■ Task objective
Look through the material below. Copy every line with the string "questa" in it.

Collected data entries
++++++
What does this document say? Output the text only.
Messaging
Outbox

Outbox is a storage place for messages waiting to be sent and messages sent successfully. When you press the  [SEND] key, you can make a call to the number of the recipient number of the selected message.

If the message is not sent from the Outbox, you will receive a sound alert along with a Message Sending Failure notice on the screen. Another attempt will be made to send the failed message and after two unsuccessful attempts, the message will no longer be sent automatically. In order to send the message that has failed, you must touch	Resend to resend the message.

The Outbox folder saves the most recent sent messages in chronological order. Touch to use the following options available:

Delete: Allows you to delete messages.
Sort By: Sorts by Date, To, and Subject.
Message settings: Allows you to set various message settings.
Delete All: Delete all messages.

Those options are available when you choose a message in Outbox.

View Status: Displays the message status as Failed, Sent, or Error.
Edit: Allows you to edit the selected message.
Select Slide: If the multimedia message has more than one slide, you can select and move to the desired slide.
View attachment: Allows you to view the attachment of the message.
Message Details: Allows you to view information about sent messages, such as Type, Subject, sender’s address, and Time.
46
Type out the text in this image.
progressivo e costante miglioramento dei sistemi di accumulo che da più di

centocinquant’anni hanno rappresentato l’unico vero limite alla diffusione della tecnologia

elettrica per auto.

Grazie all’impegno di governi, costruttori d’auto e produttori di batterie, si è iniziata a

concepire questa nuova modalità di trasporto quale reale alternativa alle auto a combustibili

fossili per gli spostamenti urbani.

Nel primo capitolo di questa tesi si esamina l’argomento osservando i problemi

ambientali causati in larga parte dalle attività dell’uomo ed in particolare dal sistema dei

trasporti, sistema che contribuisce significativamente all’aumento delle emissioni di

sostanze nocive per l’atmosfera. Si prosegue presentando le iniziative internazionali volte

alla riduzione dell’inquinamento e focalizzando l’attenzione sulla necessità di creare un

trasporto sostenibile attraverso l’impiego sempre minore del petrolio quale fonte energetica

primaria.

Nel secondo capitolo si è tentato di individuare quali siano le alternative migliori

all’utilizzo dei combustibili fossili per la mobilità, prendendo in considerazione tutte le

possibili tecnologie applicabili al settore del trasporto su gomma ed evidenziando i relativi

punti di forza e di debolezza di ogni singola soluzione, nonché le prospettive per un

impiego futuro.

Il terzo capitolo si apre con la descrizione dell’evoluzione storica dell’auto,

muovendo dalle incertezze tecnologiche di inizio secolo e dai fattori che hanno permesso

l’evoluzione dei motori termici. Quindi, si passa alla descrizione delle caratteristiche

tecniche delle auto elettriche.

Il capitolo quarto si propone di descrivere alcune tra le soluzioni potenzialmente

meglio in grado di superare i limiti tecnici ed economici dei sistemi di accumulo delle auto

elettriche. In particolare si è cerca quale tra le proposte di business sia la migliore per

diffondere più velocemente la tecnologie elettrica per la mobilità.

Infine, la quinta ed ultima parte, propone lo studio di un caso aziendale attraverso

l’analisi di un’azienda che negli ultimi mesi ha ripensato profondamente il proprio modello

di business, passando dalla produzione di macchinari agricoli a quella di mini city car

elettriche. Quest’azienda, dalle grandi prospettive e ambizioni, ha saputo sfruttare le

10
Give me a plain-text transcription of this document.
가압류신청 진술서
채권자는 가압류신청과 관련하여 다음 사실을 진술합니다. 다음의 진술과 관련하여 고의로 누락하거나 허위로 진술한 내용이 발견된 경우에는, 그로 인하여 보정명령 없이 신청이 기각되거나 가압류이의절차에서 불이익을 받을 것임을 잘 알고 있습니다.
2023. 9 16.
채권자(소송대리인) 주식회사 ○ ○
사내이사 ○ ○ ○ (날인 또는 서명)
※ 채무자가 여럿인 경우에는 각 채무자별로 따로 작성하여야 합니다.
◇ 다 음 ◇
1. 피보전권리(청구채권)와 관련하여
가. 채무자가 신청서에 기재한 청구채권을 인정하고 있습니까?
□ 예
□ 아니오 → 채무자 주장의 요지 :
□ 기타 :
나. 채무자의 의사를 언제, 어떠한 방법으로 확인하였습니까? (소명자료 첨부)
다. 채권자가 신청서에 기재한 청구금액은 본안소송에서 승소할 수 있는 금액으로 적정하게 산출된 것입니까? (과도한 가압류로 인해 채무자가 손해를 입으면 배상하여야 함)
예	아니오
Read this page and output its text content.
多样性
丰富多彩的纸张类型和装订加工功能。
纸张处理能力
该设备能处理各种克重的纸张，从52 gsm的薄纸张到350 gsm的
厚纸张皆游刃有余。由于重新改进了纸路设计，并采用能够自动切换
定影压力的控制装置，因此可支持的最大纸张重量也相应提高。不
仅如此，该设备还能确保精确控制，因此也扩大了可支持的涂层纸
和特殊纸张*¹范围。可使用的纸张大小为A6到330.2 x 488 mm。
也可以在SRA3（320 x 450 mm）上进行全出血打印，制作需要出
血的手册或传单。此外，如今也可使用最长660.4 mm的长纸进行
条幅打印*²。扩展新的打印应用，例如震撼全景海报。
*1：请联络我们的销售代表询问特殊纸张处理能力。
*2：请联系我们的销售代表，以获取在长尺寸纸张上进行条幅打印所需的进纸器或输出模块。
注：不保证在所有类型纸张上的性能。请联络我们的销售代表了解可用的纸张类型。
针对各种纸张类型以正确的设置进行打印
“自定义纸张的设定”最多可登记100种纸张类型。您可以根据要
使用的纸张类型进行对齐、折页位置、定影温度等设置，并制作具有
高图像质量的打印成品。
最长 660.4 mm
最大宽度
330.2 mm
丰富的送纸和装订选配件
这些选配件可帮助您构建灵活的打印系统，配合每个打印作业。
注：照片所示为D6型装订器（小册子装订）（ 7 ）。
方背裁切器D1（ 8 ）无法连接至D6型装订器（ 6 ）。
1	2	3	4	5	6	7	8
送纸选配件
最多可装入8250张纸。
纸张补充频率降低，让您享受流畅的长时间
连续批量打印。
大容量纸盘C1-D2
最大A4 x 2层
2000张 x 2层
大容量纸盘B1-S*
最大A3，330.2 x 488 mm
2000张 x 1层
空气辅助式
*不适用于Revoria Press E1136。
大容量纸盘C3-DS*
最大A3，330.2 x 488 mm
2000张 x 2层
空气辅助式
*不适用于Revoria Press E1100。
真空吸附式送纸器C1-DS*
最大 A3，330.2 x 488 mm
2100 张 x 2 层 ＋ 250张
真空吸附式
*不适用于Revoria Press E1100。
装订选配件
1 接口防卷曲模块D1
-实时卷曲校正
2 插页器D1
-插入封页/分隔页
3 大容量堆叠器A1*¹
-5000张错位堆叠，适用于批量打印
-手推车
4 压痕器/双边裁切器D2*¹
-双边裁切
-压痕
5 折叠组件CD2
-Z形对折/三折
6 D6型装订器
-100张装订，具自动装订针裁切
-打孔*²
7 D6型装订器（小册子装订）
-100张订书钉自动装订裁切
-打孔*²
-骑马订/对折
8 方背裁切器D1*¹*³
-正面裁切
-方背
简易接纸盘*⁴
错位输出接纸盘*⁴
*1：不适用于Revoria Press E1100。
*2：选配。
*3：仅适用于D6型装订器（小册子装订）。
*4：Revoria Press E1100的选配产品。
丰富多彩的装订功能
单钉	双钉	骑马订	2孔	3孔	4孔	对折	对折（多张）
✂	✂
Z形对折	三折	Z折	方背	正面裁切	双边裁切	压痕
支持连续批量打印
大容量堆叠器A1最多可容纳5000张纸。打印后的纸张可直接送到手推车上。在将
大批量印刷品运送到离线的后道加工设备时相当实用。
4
++++++
■ Solution to this task
concepire questa nuova modalità di trasporto quale reale alternativa alle auto a combustibili
Nel primo capitolo di questa tesi si esamina l’argomento osservando i problemi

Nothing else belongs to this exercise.